Required work:
Find the string "Slovenska" and gather every line that holds it.

Provided entries:
* BEGIN *

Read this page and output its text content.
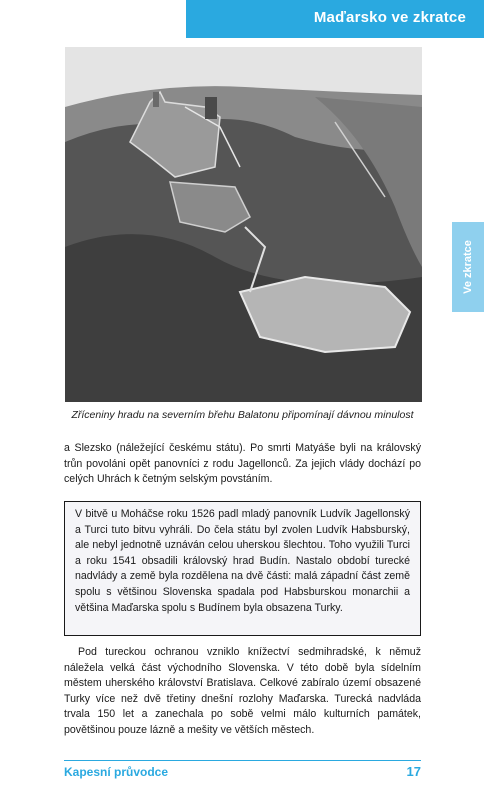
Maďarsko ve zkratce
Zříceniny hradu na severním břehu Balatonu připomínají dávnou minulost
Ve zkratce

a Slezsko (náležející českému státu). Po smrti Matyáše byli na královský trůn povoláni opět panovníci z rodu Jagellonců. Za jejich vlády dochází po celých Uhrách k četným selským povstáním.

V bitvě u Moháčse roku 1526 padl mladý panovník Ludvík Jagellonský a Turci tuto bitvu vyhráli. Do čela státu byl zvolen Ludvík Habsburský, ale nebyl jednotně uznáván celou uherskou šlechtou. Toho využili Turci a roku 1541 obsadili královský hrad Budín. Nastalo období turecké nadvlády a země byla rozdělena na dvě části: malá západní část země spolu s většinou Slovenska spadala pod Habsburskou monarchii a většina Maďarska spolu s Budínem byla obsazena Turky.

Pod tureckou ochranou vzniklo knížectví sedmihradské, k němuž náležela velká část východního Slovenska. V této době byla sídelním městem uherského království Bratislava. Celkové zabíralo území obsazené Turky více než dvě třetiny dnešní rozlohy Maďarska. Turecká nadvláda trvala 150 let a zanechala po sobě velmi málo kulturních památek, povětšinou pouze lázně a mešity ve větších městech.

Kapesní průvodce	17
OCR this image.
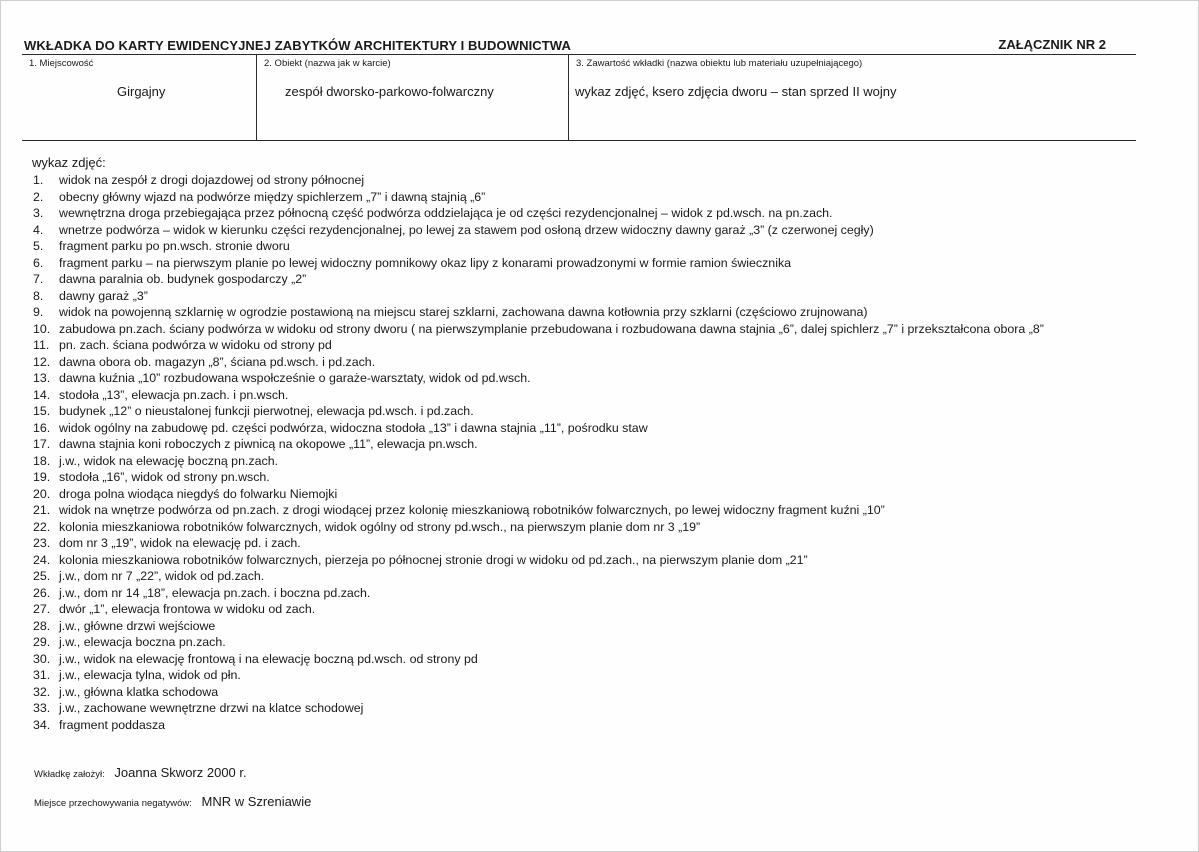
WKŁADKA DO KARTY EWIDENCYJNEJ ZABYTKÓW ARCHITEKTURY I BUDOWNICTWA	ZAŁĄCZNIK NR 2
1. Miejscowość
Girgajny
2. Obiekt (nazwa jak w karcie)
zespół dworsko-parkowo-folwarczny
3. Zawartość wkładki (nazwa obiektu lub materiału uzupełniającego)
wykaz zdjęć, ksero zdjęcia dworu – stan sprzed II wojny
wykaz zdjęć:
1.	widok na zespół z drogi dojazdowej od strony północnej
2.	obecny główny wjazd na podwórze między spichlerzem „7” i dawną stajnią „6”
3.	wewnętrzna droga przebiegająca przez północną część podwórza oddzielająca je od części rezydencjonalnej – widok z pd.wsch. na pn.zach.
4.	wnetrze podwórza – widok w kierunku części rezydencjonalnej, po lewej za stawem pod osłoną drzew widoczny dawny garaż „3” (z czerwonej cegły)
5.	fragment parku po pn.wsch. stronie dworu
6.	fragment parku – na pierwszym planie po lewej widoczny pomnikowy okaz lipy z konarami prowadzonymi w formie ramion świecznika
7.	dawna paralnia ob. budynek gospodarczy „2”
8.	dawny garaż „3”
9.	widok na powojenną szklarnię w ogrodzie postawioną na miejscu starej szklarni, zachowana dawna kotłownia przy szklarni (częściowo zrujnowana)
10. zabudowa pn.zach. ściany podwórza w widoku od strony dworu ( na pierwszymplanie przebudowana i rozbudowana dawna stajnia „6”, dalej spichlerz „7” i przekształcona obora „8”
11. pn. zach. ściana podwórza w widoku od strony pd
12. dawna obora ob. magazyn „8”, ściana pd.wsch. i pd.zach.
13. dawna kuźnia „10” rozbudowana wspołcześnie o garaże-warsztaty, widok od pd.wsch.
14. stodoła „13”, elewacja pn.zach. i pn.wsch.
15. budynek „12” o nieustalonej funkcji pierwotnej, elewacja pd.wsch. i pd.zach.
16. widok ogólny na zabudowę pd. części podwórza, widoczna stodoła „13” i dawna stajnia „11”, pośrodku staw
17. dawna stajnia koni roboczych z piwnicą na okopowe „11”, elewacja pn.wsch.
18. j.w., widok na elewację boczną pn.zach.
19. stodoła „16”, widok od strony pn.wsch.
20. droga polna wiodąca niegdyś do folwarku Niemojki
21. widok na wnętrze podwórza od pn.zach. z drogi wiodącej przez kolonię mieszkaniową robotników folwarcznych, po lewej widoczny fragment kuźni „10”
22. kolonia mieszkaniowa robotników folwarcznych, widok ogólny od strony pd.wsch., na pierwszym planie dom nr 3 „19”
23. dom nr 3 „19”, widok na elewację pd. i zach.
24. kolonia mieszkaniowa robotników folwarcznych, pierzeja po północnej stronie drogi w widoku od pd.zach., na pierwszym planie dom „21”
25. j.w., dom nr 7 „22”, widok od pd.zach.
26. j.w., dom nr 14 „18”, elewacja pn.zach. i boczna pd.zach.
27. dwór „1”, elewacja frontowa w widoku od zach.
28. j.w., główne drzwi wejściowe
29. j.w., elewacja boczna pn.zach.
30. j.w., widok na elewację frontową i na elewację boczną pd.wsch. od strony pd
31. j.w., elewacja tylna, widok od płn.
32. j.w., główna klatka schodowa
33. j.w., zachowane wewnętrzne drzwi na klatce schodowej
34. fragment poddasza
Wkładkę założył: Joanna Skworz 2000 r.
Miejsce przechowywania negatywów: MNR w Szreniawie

* END *
* BEGIN *

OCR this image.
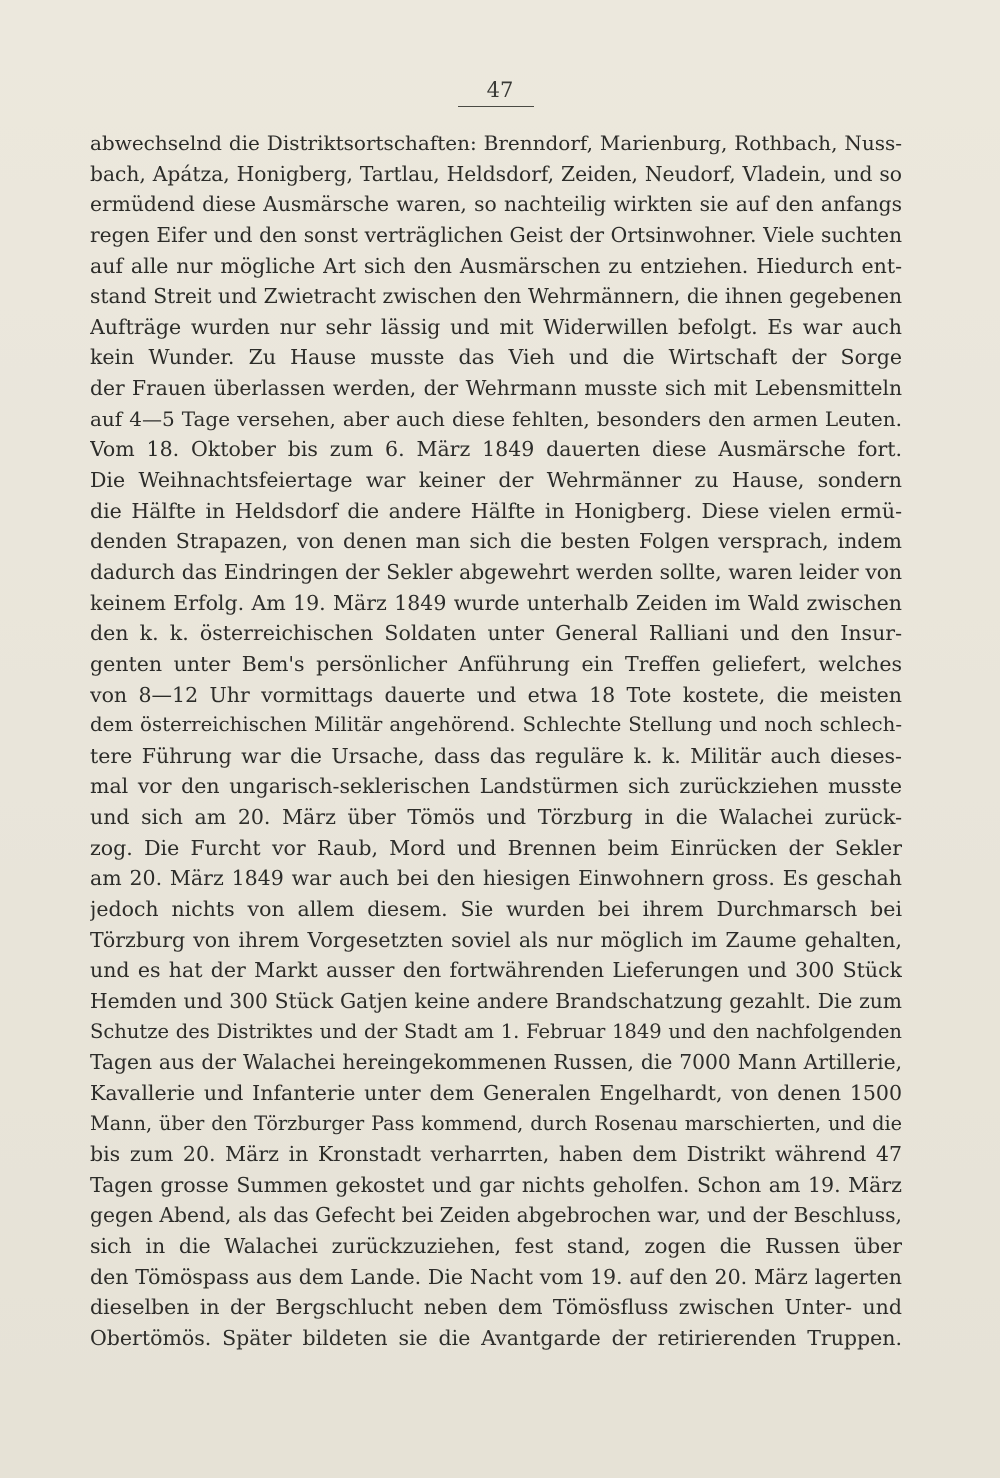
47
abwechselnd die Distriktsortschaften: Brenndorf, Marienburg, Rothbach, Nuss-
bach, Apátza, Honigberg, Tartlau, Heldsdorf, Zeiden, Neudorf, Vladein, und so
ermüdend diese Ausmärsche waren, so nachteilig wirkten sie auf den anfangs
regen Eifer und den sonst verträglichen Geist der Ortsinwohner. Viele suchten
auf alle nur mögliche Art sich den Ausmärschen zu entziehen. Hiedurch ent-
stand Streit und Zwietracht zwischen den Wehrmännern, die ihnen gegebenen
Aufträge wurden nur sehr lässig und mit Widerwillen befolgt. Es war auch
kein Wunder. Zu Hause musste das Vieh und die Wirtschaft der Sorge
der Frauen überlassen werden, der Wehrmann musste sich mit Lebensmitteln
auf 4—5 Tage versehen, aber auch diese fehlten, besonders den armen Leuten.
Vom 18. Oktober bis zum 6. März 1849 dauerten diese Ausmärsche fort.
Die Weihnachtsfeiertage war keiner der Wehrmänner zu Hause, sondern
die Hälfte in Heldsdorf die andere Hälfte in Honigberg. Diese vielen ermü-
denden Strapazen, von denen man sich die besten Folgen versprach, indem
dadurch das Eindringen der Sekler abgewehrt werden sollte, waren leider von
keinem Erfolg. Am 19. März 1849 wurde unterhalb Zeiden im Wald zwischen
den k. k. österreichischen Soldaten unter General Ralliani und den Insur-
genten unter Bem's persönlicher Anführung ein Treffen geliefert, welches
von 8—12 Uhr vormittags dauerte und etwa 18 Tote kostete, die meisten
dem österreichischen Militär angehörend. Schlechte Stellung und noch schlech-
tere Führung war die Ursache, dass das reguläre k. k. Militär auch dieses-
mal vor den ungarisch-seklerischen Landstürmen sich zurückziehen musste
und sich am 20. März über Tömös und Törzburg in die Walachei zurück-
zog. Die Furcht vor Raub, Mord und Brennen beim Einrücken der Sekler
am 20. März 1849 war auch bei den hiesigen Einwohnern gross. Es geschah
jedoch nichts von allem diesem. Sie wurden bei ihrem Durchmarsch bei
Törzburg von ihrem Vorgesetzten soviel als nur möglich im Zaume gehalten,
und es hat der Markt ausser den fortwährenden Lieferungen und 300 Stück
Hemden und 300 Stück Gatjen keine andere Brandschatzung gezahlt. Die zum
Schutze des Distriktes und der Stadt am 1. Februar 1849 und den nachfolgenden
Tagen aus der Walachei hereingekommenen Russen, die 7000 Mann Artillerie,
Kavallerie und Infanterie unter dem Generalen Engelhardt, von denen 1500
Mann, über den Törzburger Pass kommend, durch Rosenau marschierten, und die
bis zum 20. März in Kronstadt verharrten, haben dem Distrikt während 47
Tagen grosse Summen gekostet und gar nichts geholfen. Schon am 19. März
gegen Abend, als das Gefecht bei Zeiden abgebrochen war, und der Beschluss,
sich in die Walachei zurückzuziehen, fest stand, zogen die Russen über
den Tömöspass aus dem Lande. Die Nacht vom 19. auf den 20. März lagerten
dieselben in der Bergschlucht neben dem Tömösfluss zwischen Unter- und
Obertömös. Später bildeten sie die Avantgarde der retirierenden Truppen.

* END *

Finished answer:
V bitvě u Moháčse roku 1526 padl mladý panovník Ludvík Jagellonský a Turci tuto bitvu vyhráli. Do čela státu byl zvolen Ludvík Habsburský, ale nebyl jednotně uznáván celou uherskou šlechtou. Toho využili Turci a roku 1541 obsadili královský hrad Budín. Nastalo období turecké nadvlády a země byla rozdělena na dvě části: malá západní část země spolu s většinou Slovenska spadala pod Habsburskou monarchii a většina Maďarska spolu s Budínem byla obsazena Turky.
Pod tureckou ochranou vzniklo knížectví sedmihradské, k němuž náležela velká část východního Slovenska. V této době byla sídelním městem uherského království Bratislava. Celkové zabíralo území obsazené Turky více než dvě třetiny dnešní rozlohy Maďarska. Turecká nadvláda trvala 150 let a zanechala po sobě velmi málo kulturních památek, povětšinou pouze lázně a mešity ve větších městech.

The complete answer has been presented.